Written instruction
Please rewrite the lines from the first one up to and including the line with "tab-suche[interactable]: Suche —", swapping "Warenkorb" for "Einkaufswagen" and keeping everything else unchanged.

(Element box records)
□ □ □
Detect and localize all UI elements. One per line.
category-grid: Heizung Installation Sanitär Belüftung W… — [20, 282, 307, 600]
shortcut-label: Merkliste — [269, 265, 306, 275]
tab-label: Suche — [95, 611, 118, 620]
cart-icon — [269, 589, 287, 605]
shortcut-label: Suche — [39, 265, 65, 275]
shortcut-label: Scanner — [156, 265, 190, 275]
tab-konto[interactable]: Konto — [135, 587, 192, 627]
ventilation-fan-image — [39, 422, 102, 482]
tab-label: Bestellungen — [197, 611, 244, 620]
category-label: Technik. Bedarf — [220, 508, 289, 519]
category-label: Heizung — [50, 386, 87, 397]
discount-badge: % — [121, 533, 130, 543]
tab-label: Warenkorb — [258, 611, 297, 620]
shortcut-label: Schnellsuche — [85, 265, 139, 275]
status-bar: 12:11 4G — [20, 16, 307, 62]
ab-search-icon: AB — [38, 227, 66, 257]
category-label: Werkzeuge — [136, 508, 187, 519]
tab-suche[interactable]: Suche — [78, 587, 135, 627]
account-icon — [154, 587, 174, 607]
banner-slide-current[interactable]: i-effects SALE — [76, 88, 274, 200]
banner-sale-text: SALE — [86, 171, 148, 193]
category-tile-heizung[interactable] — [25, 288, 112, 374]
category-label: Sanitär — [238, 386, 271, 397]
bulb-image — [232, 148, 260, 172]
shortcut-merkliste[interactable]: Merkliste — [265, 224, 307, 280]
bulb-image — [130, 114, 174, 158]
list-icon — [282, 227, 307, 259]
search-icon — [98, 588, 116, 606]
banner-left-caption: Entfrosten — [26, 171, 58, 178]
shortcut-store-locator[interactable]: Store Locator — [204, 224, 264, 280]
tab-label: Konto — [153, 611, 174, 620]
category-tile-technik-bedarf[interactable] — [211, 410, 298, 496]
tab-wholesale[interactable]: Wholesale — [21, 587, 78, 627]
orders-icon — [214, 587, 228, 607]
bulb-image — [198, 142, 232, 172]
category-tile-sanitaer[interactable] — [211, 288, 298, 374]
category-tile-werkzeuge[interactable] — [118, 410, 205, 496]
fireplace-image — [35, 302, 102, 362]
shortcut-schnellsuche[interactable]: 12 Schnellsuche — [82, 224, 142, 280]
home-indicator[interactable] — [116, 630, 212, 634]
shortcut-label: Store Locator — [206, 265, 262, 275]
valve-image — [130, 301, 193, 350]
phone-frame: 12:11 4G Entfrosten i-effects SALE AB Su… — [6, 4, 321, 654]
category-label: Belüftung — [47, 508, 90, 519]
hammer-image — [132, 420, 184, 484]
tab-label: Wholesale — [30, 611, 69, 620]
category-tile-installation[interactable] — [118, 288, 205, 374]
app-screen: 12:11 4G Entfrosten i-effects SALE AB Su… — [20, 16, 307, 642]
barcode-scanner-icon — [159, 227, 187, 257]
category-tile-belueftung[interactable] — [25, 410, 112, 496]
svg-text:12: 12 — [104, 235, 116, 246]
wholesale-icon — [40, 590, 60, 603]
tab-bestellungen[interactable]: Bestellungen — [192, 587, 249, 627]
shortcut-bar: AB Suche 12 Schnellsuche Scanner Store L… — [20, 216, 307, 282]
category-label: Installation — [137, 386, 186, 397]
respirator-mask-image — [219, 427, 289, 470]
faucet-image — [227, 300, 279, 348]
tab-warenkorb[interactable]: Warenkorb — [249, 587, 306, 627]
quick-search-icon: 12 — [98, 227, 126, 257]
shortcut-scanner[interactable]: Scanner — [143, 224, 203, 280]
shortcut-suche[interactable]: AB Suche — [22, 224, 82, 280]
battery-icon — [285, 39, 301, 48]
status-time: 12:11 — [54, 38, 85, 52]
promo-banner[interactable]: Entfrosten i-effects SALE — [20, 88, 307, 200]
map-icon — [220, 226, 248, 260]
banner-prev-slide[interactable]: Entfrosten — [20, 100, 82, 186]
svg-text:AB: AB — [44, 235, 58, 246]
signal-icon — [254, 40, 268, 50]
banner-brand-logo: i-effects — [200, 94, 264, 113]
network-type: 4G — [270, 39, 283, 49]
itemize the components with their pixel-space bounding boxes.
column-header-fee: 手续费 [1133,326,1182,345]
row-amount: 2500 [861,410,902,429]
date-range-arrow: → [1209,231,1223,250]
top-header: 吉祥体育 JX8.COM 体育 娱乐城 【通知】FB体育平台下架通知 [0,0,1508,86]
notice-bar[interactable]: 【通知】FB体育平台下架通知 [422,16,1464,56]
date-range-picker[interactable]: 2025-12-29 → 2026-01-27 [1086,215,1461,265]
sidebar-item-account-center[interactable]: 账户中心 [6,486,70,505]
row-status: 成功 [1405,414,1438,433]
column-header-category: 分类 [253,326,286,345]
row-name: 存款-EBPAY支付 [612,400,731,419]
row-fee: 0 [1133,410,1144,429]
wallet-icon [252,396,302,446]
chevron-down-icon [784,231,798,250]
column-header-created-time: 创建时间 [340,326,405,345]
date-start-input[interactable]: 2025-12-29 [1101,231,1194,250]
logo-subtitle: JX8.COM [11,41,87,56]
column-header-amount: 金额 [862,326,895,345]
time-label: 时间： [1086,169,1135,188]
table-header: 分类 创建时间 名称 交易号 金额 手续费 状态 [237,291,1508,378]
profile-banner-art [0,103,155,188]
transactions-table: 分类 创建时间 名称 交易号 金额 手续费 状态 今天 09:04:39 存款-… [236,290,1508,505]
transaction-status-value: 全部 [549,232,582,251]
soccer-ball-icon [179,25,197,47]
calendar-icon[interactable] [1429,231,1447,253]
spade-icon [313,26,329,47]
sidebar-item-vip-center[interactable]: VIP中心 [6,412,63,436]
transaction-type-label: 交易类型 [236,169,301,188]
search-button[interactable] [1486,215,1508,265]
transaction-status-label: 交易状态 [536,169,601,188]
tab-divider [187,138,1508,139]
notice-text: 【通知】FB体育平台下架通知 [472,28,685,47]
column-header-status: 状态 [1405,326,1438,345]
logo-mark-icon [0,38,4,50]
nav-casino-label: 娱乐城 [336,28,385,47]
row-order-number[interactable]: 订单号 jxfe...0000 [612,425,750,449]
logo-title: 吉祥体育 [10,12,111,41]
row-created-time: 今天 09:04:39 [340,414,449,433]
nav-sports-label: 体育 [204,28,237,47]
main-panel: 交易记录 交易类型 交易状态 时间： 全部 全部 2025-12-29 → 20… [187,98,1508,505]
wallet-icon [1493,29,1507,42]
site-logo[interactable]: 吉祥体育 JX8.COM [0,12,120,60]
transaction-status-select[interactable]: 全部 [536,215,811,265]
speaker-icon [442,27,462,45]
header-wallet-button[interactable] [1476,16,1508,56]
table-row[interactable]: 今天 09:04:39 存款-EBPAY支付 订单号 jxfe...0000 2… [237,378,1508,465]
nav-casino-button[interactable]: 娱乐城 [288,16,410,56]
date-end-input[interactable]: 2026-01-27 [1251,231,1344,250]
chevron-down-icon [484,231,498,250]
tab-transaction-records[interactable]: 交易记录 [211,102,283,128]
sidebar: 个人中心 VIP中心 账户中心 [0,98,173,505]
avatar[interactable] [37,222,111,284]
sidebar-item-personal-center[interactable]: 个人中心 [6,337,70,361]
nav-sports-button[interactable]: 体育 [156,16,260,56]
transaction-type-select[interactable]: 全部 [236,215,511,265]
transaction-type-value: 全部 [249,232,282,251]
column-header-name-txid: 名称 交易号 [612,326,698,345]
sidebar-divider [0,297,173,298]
□ □ □
Output of the task
Detect and localize all UI elements. One per line.
category-grid: Heizung Installation Sanitär Belüftung W… — [20, 282, 307, 600]
shortcut-label: Merkliste — [269, 265, 306, 275]
tab-label: Suche — [95, 611, 118, 620]
cart-icon — [269, 589, 287, 605]
shortcut-label: Suche — [39, 265, 65, 275]
shortcut-label: Scanner — [156, 265, 190, 275]
tab-konto[interactable]: Konto — [135, 587, 192, 627]
ventilation-fan-image — [39, 422, 102, 482]
tab-label: Bestellungen — [197, 611, 244, 620]
category-label: Technik. Bedarf — [220, 508, 289, 519]
category-label: Heizung — [50, 386, 87, 397]
discount-badge: % — [121, 533, 130, 543]
tab-label: Einkaufswagen — [258, 611, 297, 620]
shortcut-label: Schnellsuche — [85, 265, 139, 275]
status-bar: 12:11 4G — [20, 16, 307, 62]
ab-search-icon: AB — [38, 227, 66, 257]
category-label: Werkzeuge — [136, 508, 187, 519]
tab-suche[interactable]: Suche — [78, 587, 135, 627]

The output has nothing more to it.